=== EXERCISE GOAL ===
All of the records below should be output exactly.

(Stored items from a collection)

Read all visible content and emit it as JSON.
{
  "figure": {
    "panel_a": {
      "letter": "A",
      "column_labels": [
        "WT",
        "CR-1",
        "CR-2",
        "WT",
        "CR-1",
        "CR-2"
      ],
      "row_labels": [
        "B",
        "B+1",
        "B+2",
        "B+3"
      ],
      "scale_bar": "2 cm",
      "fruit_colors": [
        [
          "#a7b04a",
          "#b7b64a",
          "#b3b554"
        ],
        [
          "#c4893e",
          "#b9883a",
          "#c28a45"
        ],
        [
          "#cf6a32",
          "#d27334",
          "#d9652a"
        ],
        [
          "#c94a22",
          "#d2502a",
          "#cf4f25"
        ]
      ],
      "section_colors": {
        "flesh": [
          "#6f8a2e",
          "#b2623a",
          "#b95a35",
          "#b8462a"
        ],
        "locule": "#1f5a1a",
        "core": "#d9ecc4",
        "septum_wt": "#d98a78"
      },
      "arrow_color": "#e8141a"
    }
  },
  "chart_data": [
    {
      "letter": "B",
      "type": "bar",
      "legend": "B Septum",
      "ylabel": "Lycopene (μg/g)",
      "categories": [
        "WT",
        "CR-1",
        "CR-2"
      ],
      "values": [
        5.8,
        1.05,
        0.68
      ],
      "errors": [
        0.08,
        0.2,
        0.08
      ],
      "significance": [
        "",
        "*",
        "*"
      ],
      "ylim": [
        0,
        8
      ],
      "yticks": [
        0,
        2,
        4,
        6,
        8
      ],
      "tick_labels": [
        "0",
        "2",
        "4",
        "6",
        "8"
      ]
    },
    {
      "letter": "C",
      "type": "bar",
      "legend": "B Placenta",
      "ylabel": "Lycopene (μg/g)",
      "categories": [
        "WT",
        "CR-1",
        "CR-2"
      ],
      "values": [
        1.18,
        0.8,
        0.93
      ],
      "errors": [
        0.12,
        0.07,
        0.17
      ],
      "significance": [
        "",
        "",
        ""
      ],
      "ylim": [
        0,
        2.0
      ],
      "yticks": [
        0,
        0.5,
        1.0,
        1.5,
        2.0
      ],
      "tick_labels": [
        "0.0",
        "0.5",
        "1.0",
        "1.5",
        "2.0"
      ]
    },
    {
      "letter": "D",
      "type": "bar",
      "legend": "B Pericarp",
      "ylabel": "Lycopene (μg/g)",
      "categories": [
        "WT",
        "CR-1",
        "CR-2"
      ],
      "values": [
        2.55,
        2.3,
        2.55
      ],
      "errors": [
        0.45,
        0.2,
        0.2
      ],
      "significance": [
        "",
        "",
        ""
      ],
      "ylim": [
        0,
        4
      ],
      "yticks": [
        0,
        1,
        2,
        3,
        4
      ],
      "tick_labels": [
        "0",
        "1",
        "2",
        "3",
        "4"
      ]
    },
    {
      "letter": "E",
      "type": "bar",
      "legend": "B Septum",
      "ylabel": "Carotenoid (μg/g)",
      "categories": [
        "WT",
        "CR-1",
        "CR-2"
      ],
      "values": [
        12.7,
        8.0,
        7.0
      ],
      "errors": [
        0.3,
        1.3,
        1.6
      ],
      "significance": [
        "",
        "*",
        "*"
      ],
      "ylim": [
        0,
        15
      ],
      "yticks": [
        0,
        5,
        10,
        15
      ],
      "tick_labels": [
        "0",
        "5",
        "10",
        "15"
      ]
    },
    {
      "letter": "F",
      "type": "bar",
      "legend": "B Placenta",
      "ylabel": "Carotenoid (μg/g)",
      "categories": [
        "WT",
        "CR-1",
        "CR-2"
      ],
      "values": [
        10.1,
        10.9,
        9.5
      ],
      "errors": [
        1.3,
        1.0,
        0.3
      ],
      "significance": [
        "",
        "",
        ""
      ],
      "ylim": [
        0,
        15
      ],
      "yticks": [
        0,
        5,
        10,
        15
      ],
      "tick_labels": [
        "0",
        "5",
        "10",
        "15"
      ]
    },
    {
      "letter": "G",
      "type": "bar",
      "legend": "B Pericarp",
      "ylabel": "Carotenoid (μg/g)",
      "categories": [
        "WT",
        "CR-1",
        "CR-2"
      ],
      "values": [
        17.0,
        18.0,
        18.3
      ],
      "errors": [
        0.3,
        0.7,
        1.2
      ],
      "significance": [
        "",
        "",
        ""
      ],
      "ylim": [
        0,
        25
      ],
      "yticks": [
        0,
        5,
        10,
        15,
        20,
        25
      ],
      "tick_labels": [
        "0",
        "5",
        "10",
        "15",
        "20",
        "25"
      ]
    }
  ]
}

=== TASK OUTPUT ===
Read all visible content and emit it as JSON.
{
  "figure": {
    "panel_a": {
      "letter": "A",
      "column_labels": [
        "WT",
        "CR-1",
        "CR-2",
        "WT",
        "CR-1",
        "CR-2"
      ],
      "row_labels": [
        "B",
        "B+1",
        "B+2",
        "B+3"
      ],
      "scale_bar": "2 cm",
      "fruit_colors": [
        [
          "#a7b04a",
          "#b7b64a",
          "#b3b554"
        ],
        [
          "#c4893e",
          "#b9883a",
          "#c28a45"
        ],
        [
          "#cf6a32",
          "#d27334",
          "#d9652a"
        ],
        [
          "#c94a22",
          "#d2502a",
          "#cf4f25"
        ]
      ],
      "section_colors": {
        "flesh": [
          "#6f8a2e",
          "#b2623a",
          "#b95a35",
          "#b8462a"
        ],
        "locule": "#1f5a1a",
        "core": "#d9ecc4",
        "septum_wt": "#d98a78"
      },
      "arrow_color": "#e8141a"
    }
  },
  "chart_data": [
    {
      "letter": "B",
      "type": "bar",
      "legend": "B Septum",
      "ylabel": "Lycopene (μg/g)",
      "categories": [
        "WT",
        "CR-1",
        "CR-2"
      ],
      "values": [
        5.8,
        1.05,
        0.68
      ],
      "errors": [
        0.08,
        0.2,
        0.08
      ],
      "significance": [
        "",
        "*",
        "*"
      ],
      "ylim": [
        0,
        8
      ],
      "yticks": [
        0,
        2,
        4,
        6,
        8
      ],
      "tick_labels": [
        "0",
        "2",
        "4",
        "6",
        "8"
      ]
    },
    {
      "letter": "C",
      "type": "bar",
      "legend": "B Placenta",
      "ylabel": "Lycopene (μg/g)",
      "categories": [
        "WT",
        "CR-1",
        "CR-2"
      ],
      "values": [
        1.18,
        0.8,
        0.93
      ],
      "errors": [
        0.12,
        0.07,
        0.17
      ],
      "significance": [
        "",
        "",
        ""
      ],
      "ylim": [
        0,
        2.0
      ],
      "yticks": [
        0,
        0.5,
        1.0,
        1.5,
        2.0
      ],
      "tick_labels": [
        "0.0",
        "0.5",
        "1.0",
        "1.5",
        "2.0"
      ]
    },
    {
      "letter": "D",
      "type": "bar",
      "legend": "B Pericarp",
      "ylabel": "Lycopene (μg/g)",
      "categories": [
        "WT",
        "CR-1",
        "CR-2"
      ],
      "values": [
        2.55,
        2.3,
        2.55
      ],
      "errors": [
        0.45,
        0.2,
        0.2
      ],
      "significance": [
        "",
        "",
        ""
      ],
      "ylim": [
        0,
        4
      ],
      "yticks": [
        0,
        1,
        2,
        3,
        4
      ],
      "tick_labels": [
        "0",
        "1",
        "2",
        "3",
        "4"
      ]
    },
    {
      "letter": "E",
      "type": "bar",
      "legend": "B Septum",
      "ylabel": "Carotenoid (μg/g)",
      "categories": [
        "WT",
        "CR-1",
        "CR-2"
      ],
      "values": [
        12.7,
        8.0,
        7.0
      ],
      "errors": [
        0.3,
        1.3,
        1.6
      ],
      "significance": [
        "",
        "*",
        "*"
      ],
      "ylim": [
        0,
        15
      ],
      "yticks": [
        0,
        5,
        10,
        15
      ],
      "tick_labels": [
        "0",
        "5",
        "10",
        "15"
      ]
    },
    {
      "letter": "F",
      "type": "bar",
      "legend": "B Placenta",
      "ylabel": "Carotenoid (μg/g)",
      "categories": [
        "WT",
        "CR-1",
        "CR-2"
      ],
      "values": [
        10.1,
        10.9,
        9.5
      ],
      "errors": [
        1.3,
        1.0,
        0.3
      ],
      "significance": [
        "",
        "",
        ""
      ],
      "ylim": [
        0,
        15
      ],
      "yticks": [
        0,
        5,
        10,
        15
      ],
      "tick_labels": [
        "0",
        "5",
        "10",
        "15"
      ]
    },
    {
      "letter": "G",
      "type": "bar",
      "legend": "B Pericarp",
      "ylabel": "Carotenoid (μg/g)",
      "categories": [
        "WT",
        "CR-1",
        "CR-2"
      ],
      "values": [
        17.0,
        18.0,
        18.3
      ],
      "errors": [
        0.3,
        0.7,
        1.2
      ],
      "significance": [
        "",
        "",
        ""
      ],
      "ylim": [
        0,
        25
      ],
      "yticks": [
        0,
        5,
        10,
        15,
        20,
        25
      ],
      "tick_labels": [
        "0",
        "5",
        "10",
        "15",
        "20",
        "25"
      ]
    }
  ]
}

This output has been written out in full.